-------- Raw records --------
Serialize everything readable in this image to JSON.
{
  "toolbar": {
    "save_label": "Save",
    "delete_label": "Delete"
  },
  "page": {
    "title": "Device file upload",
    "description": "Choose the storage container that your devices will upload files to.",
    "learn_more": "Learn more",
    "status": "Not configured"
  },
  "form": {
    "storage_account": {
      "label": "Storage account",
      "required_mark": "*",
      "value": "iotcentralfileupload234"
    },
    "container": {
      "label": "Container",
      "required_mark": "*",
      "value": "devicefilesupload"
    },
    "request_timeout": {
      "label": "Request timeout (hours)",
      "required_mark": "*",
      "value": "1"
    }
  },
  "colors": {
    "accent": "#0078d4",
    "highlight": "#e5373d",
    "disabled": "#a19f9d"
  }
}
--------
Problem details => Retype the records that precede this task, keeping them exactly the same.

The response =>
Serialize everything readable in this image to JSON.
{
  "toolbar": {
    "save_label": "Save",
    "delete_label": "Delete"
  },
  "page": {
    "title": "Device file upload",
    "description": "Choose the storage container that your devices will upload files to.",
    "learn_more": "Learn more",
    "status": "Not configured"
  },
  "form": {
    "storage_account": {
      "label": "Storage account",
      "required_mark": "*",
      "value": "iotcentralfileupload234"
    },
    "container": {
      "label": "Container",
      "required_mark": "*",
      "value": "devicefilesupload"
    },
    "request_timeout": {
      "label": "Request timeout (hours)",
      "required_mark": "*",
      "value": "1"
    }
  },
  "colors": {
    "accent": "#0078d4",
    "highlight": "#e5373d",
    "disabled": "#a19f9d"
  }
}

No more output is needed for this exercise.